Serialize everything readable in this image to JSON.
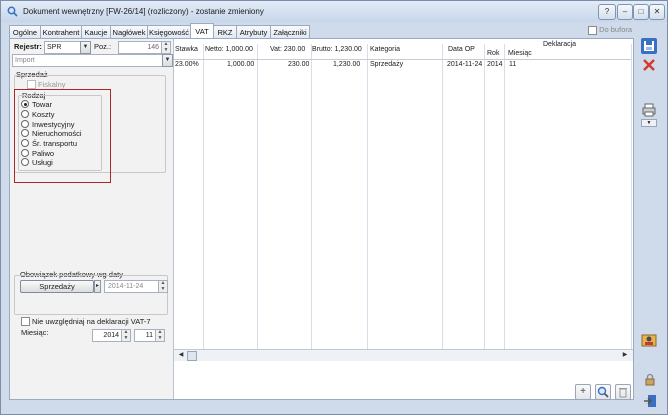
{
  "window": {
    "title": "Dokument wewnętrzny [FW-26/14] (rozliczony) - zostanie zmieniony",
    "min_label": "–",
    "max_label": "□",
    "close_label": "✕",
    "help_label": "?"
  },
  "tabs": [
    {
      "label": "Ogólne"
    },
    {
      "label": "Kontrahent"
    },
    {
      "label": "Kaucje"
    },
    {
      "label": "Nagłówek"
    },
    {
      "label": "Księgowość"
    },
    {
      "label": "VAT"
    },
    {
      "label": "RKZ"
    },
    {
      "label": "Atrybuty"
    },
    {
      "label": "Załączniki"
    }
  ],
  "active_tab": "VAT",
  "do_bufora": {
    "label": "Do bufora",
    "checked": false
  },
  "left": {
    "rejestr_label": "Rejestr:",
    "rejestr_value": "SPR",
    "poz_label": "Poz.:",
    "poz_value": "146",
    "import_value": "Import",
    "sprzedaz_label": "Sprzedaż",
    "fiskalny_label": "Fiskalny",
    "rodzaj_label": "Rodzaj",
    "rodzaj_options": [
      "Towar",
      "Koszty",
      "Inwestycyjny",
      "Nieruchomości",
      "Śr. transportu",
      "Paliwo",
      "Usługi"
    ],
    "rodzaj_selected": "Towar",
    "obowiazek_label": "Obowiązek podatkowy wg daty",
    "obowiazek_button": "Sprzedaży",
    "obowiazek_date": "2014-11-24",
    "nie_uwzgledniaj_label": "Nie uwzględniaj na deklaracji VAT-7",
    "miesiac_label": "Miesiąc:",
    "rok_value": "2014",
    "miesiac_value": "11"
  },
  "grid": {
    "headers": {
      "stawka": "Stawka",
      "netto": "Netto: 1,000.00",
      "vat": "Vat: 230.00",
      "brutto": "Brutto: 1,230.00",
      "kategoria": "Kategoria",
      "data_op": "Data OP",
      "deklaracja": "Deklaracja",
      "rok": "Rok",
      "miesiac": "Miesiąc"
    },
    "rows": [
      {
        "stawka": "23.00%",
        "netto": "1,000.00",
        "vat": "230.00",
        "brutto": "1,230.00",
        "kategoria": "Sprzedaży",
        "data_op": "2014-11-24",
        "rok": "2014",
        "miesiac": "11"
      }
    ]
  },
  "colors": {
    "accent": "#3a6fc4",
    "highlight_border": "#a52a2a",
    "delete": "#d33a2c"
  },
  "icons": [
    "app-icon",
    "save-icon",
    "delete-icon",
    "print-icon",
    "user-icon",
    "add-icon",
    "search-icon",
    "trash-icon",
    "lock-icon",
    "exit-icon"
  ]
}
***
What is being asked:
Tally the lines that hold the string "Miesiąc" and state the total, nothing more.

Answer to this exercise:
2